Given exercise:
All of the material below is to be returned exactly.

Data entries:
::::
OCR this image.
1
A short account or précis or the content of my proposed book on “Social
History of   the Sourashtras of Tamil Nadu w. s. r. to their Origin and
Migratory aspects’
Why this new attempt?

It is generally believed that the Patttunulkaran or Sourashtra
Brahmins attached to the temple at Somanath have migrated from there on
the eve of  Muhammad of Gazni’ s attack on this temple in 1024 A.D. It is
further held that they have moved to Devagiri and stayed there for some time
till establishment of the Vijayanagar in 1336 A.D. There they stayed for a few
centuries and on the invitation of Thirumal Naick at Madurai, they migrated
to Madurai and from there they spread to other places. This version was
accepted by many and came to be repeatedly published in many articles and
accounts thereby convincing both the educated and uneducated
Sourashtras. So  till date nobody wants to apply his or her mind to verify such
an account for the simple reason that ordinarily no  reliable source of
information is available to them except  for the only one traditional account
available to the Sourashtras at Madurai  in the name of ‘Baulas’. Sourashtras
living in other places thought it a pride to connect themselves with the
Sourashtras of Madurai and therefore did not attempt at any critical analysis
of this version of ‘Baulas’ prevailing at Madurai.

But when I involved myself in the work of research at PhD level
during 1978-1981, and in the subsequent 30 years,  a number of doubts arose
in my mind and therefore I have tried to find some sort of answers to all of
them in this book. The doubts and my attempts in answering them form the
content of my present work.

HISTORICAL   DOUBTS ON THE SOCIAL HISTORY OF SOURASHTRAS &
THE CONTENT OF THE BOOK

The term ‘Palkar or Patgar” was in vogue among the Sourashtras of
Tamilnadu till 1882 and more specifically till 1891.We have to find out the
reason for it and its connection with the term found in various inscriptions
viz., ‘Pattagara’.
::::
Written solution:
OCR this image.
1
A short account or précis or the content of my proposed book on “Social
History of   the Sourashtras of Tamil Nadu w. s. r. to their Origin and
Migratory aspects’
Why this new attempt?

It is generally believed that the Patttunulkaran or Sourashtra
Brahmins attached to the temple at Somanath have migrated from there on
the eve of  Muhammad of Gazni’ s attack on this temple in 1024 A.D. It is
further held that they have moved to Devagiri and stayed there for some time
till establishment of the Vijayanagar in 1336 A.D. There they stayed for a few
centuries and on the invitation of Thirumal Naick at Madurai, they migrated
to Madurai and from there they spread to other places. This version was
accepted by many and came to be repeatedly published in many articles and
accounts thereby convincing both the educated and uneducated
Sourashtras. So  till date nobody wants to apply his or her mind to verify such
an account for the simple reason that ordinarily no  reliable source of
information is available to them except  for the only one traditional account
available to the Sourashtras at Madurai  in the name of ‘Baulas’. Sourashtras
living in other places thought it a pride to connect themselves with the
Sourashtras of Madurai and therefore did not attempt at any critical analysis
of this version of ‘Baulas’ prevailing at Madurai.

But when I involved myself in the work of research at PhD level
during 1978-1981, and in the subsequent 30 years,  a number of doubts arose
in my mind and therefore I have tried to find some sort of answers to all of
them in this book. The doubts and my attempts in answering them form the
content of my present work.

HISTORICAL   DOUBTS ON THE SOCIAL HISTORY OF SOURASHTRAS &
THE CONTENT OF THE BOOK

The term ‘Palkar or Patgar” was in vogue among the Sourashtras of
Tamilnadu till 1882 and more specifically till 1891.We have to find out the
reason for it and its connection with the term found in various inscriptions
viz., ‘Pattagara’.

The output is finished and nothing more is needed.